Set down every entry word for word. Omit the pictures.

########################################

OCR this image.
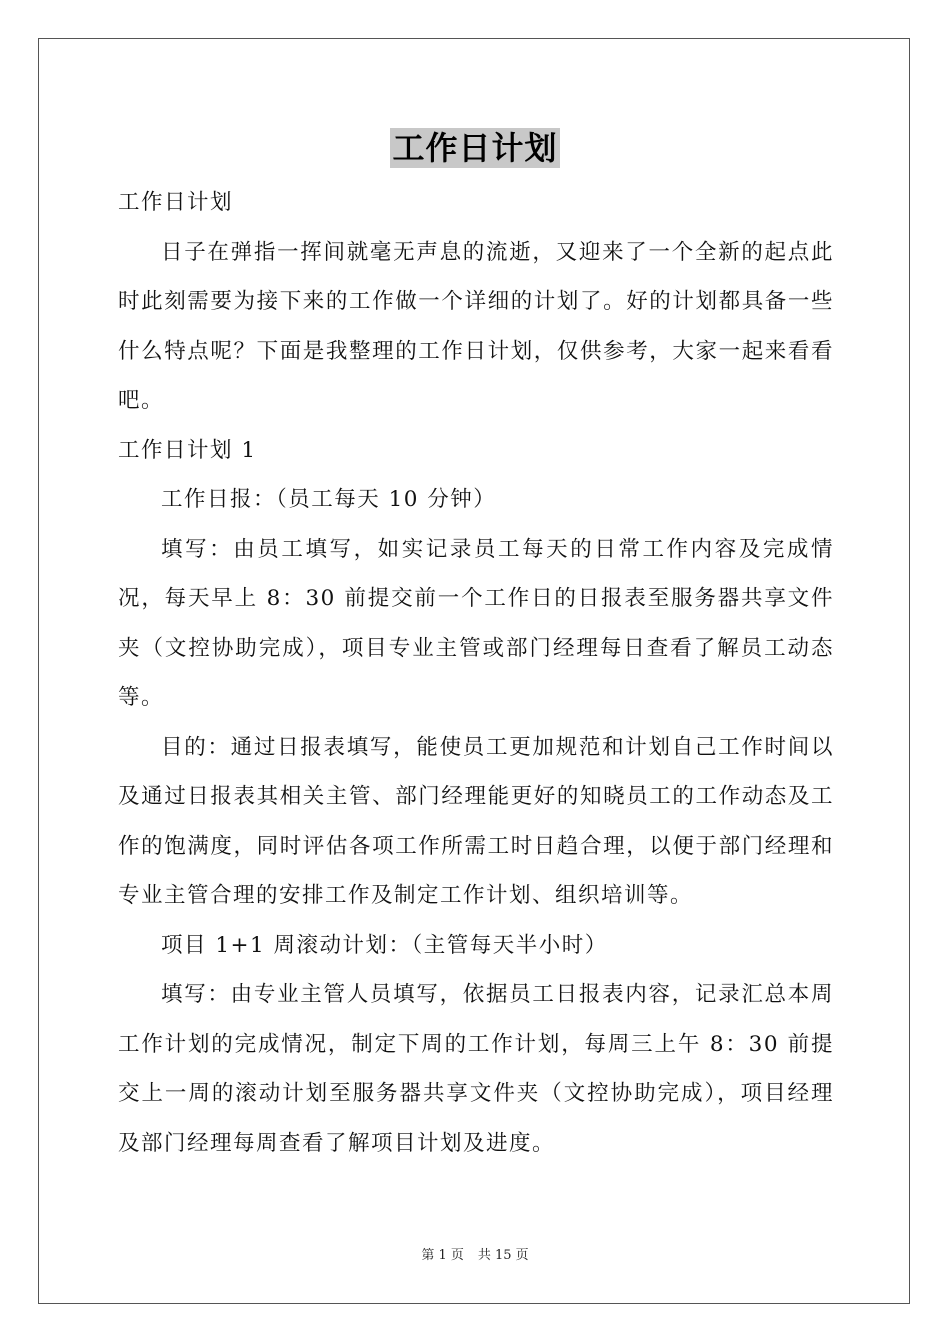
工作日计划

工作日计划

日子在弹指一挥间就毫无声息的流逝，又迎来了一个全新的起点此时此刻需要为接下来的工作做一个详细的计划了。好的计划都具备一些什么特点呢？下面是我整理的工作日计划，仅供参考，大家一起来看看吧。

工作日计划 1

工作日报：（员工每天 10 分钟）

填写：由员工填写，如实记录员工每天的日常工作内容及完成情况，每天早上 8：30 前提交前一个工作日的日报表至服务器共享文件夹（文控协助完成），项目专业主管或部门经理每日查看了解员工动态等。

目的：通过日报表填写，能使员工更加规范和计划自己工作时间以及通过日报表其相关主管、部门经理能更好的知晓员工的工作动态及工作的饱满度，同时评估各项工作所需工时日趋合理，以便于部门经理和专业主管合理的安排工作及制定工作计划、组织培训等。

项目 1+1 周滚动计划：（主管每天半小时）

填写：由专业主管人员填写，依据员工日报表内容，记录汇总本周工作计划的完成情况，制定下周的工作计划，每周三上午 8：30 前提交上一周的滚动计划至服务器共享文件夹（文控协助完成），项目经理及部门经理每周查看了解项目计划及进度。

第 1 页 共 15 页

########################################

■ **Expected output**
OCR this image.
工作日计划

工作日计划

日子在弹指一挥间就毫无声息的流逝，又迎来了一个全新的起点此时此刻需要为接下来的工作做一个详细的计划了。好的计划都具备一些什么特点呢？下面是我整理的工作日计划，仅供参考，大家一起来看看吧。

工作日计划 1

工作日报：（员工每天 10 分钟）

填写：由员工填写，如实记录员工每天的日常工作内容及完成情况，每天早上 8：30 前提交前一个工作日的日报表至服务器共享文件夹（文控协助完成），项目专业主管或部门经理每日查看了解员工动态等。

目的：通过日报表填写，能使员工更加规范和计划自己工作时间以及通过日报表其相关主管、部门经理能更好的知晓员工的工作动态及工作的饱满度，同时评估各项工作所需工时日趋合理，以便于部门经理和专业主管合理的安排工作及制定工作计划、组织培训等。

项目 1+1 周滚动计划：（主管每天半小时）

填写：由专业主管人员填写，依据员工日报表内容，记录汇总本周工作计划的完成情况，制定下周的工作计划，每周三上午 8：30 前提交上一周的滚动计划至服务器共享文件夹（文控协助完成），项目经理及部门经理每周查看了解项目计划及进度。

第 1 页 共 15 页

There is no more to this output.